TASK GOAL | Quote the data below in full, minus the images.
· · · · ·
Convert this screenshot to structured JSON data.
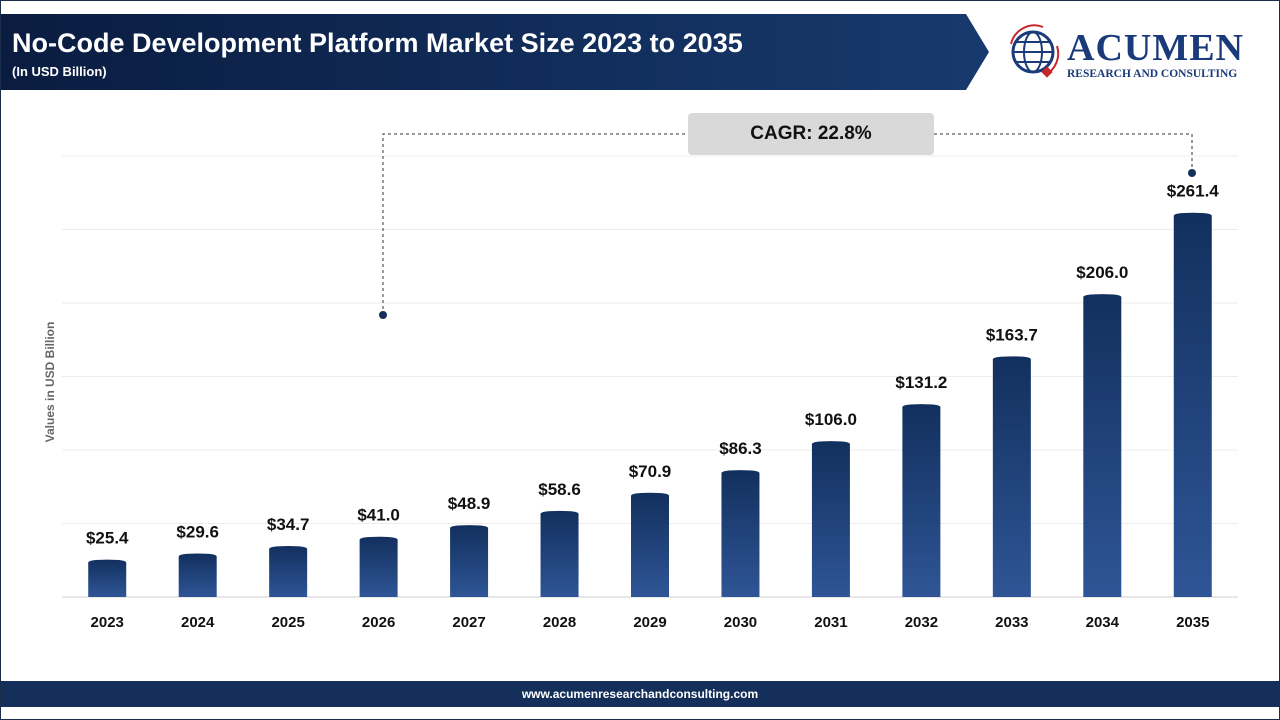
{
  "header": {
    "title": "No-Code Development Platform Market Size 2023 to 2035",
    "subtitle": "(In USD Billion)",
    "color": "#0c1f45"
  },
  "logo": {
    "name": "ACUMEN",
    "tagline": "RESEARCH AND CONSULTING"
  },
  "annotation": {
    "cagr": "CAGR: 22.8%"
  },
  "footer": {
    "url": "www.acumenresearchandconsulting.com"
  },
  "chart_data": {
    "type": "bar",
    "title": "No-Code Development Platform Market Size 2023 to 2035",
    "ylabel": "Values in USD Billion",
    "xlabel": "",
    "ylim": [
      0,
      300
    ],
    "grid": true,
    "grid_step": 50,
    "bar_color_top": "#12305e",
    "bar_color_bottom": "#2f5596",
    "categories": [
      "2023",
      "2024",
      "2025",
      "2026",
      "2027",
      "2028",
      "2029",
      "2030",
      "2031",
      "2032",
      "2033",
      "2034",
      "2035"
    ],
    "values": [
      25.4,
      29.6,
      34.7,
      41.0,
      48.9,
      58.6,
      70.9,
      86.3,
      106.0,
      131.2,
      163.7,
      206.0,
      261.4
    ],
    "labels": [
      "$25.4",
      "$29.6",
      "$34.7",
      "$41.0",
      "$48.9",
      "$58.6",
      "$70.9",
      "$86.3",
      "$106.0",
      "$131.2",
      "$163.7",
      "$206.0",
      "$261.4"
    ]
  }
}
· · · · ·
TASK OUTPUT |
Convert this screenshot to structured JSON data.
{
  "header": {
    "title": "No-Code Development Platform Market Size 2023 to 2035",
    "subtitle": "(In USD Billion)",
    "color": "#0c1f45"
  },
  "logo": {
    "name": "ACUMEN",
    "tagline": "RESEARCH AND CONSULTING"
  },
  "annotation": {
    "cagr": "CAGR: 22.8%"
  },
  "footer": {
    "url": "www.acumenresearchandconsulting.com"
  },
  "chart_data": {
    "type": "bar",
    "title": "No-Code Development Platform Market Size 2023 to 2035",
    "ylabel": "Values in USD Billion",
    "xlabel": "",
    "ylim": [
      0,
      300
    ],
    "grid": true,
    "grid_step": 50,
    "bar_color_top": "#12305e",
    "bar_color_bottom": "#2f5596",
    "categories": [
      "2023",
      "2024",
      "2025",
      "2026",
      "2027",
      "2028",
      "2029",
      "2030",
      "2031",
      "2032",
      "2033",
      "2034",
      "2035"
    ],
    "values": [
      25.4,
      29.6,
      34.7,
      41.0,
      48.9,
      58.6,
      70.9,
      86.3,
      106.0,
      131.2,
      163.7,
      206.0,
      261.4
    ],
    "labels": [
      "$25.4",
      "$29.6",
      "$34.7",
      "$41.0",
      "$48.9",
      "$58.6",
      "$70.9",
      "$86.3",
      "$106.0",
      "$131.2",
      "$163.7",
      "$206.0",
      "$261.4"
    ]
  }
}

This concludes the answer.